DOCUMENT EXTRACT
NAnews – Nikk.Agency Israel News

Ukraine welcomed the agreements between the US and Iran on a ceasefire and the unblocking of the Strait of Hormuz, but immediately made it clear: Washington’s attention should now shift back to the Russian-Ukrainian war. This statement was made on April 8, 2026, by Ukraine’s Foreign Minister Andriy Sybiha, emphasizing that American resolve has already worked in the Middle East and now it’s time to apply it to pressure the Kremlin.

For the Israeli audience, this signal is especially clear. The past weeks have shown how closely linked Israel’s security, stability on energy routes, and the diplomatic agenda around Ukraine are. While the US and its allies were focused on the Iranian direction, the negotiation track on Russia’s war against Ukraine noticeably slowed down.

Sybiha essentially formulated Kyiv’s position very directly: if Washington managed to achieve results in one of the most dangerous knots of global tension, then similar political will should be demonstrated towards Moscow.

What exactly did the head of Ukraine’s Foreign Ministry say

According to Andriy Sybiha, Ukraine welcomes the agreement between US President Donald Trump and the Iranian regime on the unblocking of the Strait of Hormuz and the ceasefire, and also notes Pakistan’s mediation efforts. However, the main emphasis of the Ukrainian minister was not on the Middle Eastern détente itself, but on the next step.

Kyiv believes that after this, the time has come for more stringent and consistent pressure on Russia to cease fire and end the war against Ukraine. In other words, Ukrainian diplomacy is trying not just to support the reduction of tensions around Iran, but to turn this episode into an argument: international resolve should work not selectively, but systematically.

How the Middle East put negotiations on Ukraine on pause

Against the backdrop of the US-Israeli operation against Iran, negotiations to end the war between Russia and Ukraine have effectively taken a back seat. The main mediator in this process — the United States — was forced to focus on the Middle East, where the risks of large-scale escalation affected both Israel and global oil supplies, and the security of maritime routes.

That is why Sybiha’s statement can be seen not only as a diplomatic reaction but also as an attempt to bring the Ukrainian issue back to the center of the international agenda. For Jerusalem, this is also an important moment: the faster the tension around Iran decreases, the more political and military resources the US has left for other crises, including the war in Eastern Europe.

Particular attention is also drawn to the fact that both the negotiations between the US and Iran and the contacts on the Russia-Ukraine line were handled by the same American special representatives — Jared Kushner and Steve Witkoff. This once again shows how closely intertwined the different directions of Washington’s foreign policy are today.

Why Kyiv is irritated by the delay in the process

President of Ukraine Volodymyr Zelensky sharply commented on attempts to agree on a new round of trilateral negotiations, calling what is happening a ‘Santa Barbara.’ According to him, the American side asked to postpone the meeting indefinitely and stated its readiness to hold it only on US territory.

DATA UNDER STUDY
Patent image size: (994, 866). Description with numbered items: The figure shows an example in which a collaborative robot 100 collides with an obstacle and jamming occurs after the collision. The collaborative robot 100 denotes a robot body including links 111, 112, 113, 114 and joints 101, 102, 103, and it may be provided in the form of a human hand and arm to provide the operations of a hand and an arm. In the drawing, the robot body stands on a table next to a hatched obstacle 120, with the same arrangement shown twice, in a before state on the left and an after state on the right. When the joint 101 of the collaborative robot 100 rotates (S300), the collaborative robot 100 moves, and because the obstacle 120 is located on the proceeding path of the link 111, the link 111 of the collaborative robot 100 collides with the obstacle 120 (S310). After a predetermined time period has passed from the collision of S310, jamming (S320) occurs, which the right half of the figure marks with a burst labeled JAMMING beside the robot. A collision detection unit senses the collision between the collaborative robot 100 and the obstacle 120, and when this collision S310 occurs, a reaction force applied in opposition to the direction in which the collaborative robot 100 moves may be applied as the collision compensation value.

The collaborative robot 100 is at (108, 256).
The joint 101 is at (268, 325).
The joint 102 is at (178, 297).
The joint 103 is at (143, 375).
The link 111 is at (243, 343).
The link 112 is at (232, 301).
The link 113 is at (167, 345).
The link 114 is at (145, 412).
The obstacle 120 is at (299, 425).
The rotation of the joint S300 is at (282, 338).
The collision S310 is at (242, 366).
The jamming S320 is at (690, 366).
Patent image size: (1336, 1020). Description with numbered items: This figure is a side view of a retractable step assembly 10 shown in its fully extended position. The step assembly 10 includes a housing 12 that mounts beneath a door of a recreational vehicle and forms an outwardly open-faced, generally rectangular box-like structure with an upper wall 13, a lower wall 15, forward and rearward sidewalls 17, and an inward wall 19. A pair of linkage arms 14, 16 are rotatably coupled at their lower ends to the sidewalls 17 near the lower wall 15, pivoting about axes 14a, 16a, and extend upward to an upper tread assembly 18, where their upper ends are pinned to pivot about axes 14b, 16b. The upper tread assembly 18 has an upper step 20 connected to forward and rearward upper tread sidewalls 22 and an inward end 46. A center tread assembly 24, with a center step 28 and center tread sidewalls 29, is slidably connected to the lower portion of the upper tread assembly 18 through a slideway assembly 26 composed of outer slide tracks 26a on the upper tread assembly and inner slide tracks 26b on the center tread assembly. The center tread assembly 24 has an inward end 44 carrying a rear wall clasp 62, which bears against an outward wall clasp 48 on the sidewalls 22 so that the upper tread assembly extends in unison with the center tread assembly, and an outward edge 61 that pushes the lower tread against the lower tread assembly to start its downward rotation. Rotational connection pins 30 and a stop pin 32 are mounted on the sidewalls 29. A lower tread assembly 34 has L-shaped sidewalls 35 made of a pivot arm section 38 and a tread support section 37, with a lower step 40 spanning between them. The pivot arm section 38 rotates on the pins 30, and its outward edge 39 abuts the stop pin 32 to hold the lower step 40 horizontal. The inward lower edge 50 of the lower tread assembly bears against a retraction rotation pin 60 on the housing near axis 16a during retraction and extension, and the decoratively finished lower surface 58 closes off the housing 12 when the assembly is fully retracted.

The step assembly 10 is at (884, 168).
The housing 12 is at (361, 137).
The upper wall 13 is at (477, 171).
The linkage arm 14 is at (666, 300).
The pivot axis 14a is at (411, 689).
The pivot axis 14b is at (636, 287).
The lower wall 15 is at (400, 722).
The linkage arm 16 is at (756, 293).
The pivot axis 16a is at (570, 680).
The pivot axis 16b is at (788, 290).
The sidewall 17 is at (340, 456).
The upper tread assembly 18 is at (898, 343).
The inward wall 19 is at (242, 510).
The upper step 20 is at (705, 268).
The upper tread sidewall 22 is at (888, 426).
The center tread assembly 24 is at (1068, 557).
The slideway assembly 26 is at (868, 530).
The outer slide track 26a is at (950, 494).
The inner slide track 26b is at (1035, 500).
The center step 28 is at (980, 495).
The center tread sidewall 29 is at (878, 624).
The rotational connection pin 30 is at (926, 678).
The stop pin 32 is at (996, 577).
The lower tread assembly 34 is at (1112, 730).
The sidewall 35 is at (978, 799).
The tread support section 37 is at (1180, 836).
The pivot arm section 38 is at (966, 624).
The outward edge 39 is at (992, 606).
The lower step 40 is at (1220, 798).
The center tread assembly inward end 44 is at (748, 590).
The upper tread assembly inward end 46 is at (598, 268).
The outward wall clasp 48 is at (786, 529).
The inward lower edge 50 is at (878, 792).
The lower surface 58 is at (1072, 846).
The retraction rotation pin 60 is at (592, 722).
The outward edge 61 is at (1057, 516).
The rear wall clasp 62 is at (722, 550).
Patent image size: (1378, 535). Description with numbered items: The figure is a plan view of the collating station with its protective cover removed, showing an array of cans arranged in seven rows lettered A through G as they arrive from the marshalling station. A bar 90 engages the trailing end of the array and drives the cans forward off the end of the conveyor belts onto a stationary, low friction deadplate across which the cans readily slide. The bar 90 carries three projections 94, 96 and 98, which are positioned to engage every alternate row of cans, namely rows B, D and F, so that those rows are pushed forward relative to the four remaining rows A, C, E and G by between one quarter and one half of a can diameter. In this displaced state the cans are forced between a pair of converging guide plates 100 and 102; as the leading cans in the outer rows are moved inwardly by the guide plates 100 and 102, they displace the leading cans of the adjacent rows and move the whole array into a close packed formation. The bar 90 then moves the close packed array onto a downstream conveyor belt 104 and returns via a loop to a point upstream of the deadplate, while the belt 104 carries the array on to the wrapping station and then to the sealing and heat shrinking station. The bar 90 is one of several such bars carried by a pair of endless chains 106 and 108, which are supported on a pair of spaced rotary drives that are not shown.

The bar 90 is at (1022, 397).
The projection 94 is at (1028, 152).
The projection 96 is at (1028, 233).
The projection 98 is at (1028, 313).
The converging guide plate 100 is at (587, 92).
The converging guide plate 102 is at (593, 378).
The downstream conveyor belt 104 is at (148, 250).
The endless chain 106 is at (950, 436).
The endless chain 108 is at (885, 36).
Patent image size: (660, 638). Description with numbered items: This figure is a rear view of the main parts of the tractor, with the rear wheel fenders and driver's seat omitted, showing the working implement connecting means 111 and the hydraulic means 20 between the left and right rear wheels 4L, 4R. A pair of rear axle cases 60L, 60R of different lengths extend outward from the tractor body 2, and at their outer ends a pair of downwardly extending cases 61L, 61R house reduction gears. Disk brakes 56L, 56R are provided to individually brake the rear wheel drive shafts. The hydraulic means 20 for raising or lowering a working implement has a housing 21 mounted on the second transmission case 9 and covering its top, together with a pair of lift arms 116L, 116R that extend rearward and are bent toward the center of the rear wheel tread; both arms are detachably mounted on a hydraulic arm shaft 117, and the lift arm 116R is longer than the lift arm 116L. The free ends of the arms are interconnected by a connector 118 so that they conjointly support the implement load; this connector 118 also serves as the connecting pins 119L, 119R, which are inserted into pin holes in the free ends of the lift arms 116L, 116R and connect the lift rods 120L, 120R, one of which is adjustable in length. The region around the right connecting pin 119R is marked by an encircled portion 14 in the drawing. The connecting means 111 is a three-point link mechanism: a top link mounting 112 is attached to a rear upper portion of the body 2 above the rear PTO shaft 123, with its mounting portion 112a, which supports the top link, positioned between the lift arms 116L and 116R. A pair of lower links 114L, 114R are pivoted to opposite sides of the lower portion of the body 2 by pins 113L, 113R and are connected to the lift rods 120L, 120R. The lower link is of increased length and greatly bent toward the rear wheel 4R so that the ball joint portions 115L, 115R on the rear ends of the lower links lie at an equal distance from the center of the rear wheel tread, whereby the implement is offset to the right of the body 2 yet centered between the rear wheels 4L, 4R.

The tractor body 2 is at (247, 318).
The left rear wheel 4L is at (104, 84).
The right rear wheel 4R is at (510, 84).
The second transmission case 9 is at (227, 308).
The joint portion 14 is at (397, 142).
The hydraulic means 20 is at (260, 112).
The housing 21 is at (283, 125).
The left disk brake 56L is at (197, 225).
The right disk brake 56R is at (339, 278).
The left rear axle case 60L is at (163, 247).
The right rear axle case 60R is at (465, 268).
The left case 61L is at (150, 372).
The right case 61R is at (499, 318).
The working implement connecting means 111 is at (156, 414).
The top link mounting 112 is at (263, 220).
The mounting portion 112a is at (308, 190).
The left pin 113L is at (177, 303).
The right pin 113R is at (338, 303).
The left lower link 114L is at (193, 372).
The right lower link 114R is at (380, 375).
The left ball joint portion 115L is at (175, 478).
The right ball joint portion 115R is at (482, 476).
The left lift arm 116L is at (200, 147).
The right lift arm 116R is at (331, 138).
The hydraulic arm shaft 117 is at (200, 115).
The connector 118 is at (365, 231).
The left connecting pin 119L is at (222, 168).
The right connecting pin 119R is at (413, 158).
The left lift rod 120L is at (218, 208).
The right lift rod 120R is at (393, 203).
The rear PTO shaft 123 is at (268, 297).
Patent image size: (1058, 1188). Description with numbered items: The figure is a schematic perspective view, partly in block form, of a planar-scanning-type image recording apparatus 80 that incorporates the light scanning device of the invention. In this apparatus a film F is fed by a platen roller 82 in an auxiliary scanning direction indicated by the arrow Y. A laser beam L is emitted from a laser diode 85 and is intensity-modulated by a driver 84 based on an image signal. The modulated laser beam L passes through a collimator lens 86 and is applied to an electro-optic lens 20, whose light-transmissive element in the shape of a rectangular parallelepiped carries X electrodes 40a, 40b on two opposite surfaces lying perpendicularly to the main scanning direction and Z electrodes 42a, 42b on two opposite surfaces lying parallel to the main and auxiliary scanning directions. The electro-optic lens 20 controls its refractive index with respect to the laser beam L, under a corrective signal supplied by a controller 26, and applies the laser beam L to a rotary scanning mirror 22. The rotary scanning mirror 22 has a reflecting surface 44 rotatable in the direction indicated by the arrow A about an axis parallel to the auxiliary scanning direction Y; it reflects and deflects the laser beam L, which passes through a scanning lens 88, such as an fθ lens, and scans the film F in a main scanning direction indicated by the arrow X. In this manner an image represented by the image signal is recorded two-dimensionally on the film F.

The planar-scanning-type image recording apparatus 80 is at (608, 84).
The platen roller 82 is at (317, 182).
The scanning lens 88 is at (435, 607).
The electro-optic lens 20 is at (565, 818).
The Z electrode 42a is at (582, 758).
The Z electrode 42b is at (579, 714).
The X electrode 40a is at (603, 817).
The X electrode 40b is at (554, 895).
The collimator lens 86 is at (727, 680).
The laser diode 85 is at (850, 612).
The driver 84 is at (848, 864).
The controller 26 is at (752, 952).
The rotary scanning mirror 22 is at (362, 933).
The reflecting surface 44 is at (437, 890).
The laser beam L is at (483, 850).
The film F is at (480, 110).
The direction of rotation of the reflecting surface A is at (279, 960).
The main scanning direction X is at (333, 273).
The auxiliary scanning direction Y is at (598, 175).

PROBLEMS AND TASKS
[A] From the article on Ukraine's response to the US-Iran ceasefire, copy the passage from "Ukraine welcomed the" to "noticeably slowed down.".
[B] Pick up the article on Ukraine's response to the US-Iran ceasefire after its last sentence and keep writing.

OUTPUTS IN ORDER
[A]
Ukraine welcomed the agreements between the US and Iran on a ceasefire and the unblocking of the Strait of Hormuz, but immediately made it clear: Washington’s attention should now shift back to the Russian-Ukrainian war. This statement was made on April 8, 2026, by Ukraine’s Foreign Minister Andriy Sybiha, emphasizing that American resolve has already worked in the Middle East and now it’s time to apply it to pressure the Kremlin.

For the Israeli audience, this signal is especially clear. The past weeks have shown how closely linked Israel’s security, stability on energy routes, and the diplomatic agenda around Ukraine are. While the US and its allies were focused on the Iranian direction, the negotiation track on Russia’s war against Ukraine noticeably slowed down.

[B]
Moscow, as reported, did not agree to this option and proposed Turkey or Switzerland. Already at this stage, the refusal came from the Americans. As a result, the diplomatic structure hung again, and Ukraine itself found itself in a position where it has to agree to almost all proposed platforms just to keep the process going.

Zelensky formulated this especially harshly: it creates the impression that Ukraine is not a party to the war, but a mediator in someone else’s process. For a country that has been waging a full-scale war for more than two years, this approach seems not just strange, but politically painful.

What happens next and why it is important for the Israeli reader

While the trilateral format remained frozen, on March 21 and 22, separate meetings of representatives of Ukraine and the United States were held in the US, dedicated to the negotiation process. Meanwhile, Russia declared the continuation of contacts on the issue of prisoner exchange, which allows us to talk about the preservation of separate working channels even against the backdrop of the general pause.

Against this background, Kyiv’s position seems logical: if the crisis around Iran is partially resolved, international diplomacy should return to the issue of Russian aggression. For Israel, there is also a direct practical meaning here. The fewer hotspots simultaneously require Washington’s urgent intervention, the higher the likelihood of a more consistent US policy on two fronts at once — containing Iran and increasing pressure on Russia.

That is why the topic raised by the Ukrainian Foreign Ministry goes far beyond one quote on social media. Nikk.Agency notes that for the Israeli audience, the entire link is important here: Iran, regional security, the role of the US, energy routes, and the war against Ukraine are no longer separate plots, but parts of one large geopolitical picture.

Now Kyiv is effectively telling its allies the following: a window of opportunity has opened, and it cannot be lost. If no new impulse follows the Middle Eastern détente in the Ukrainian direction, the pause risks dragging on, and with it — the war itself.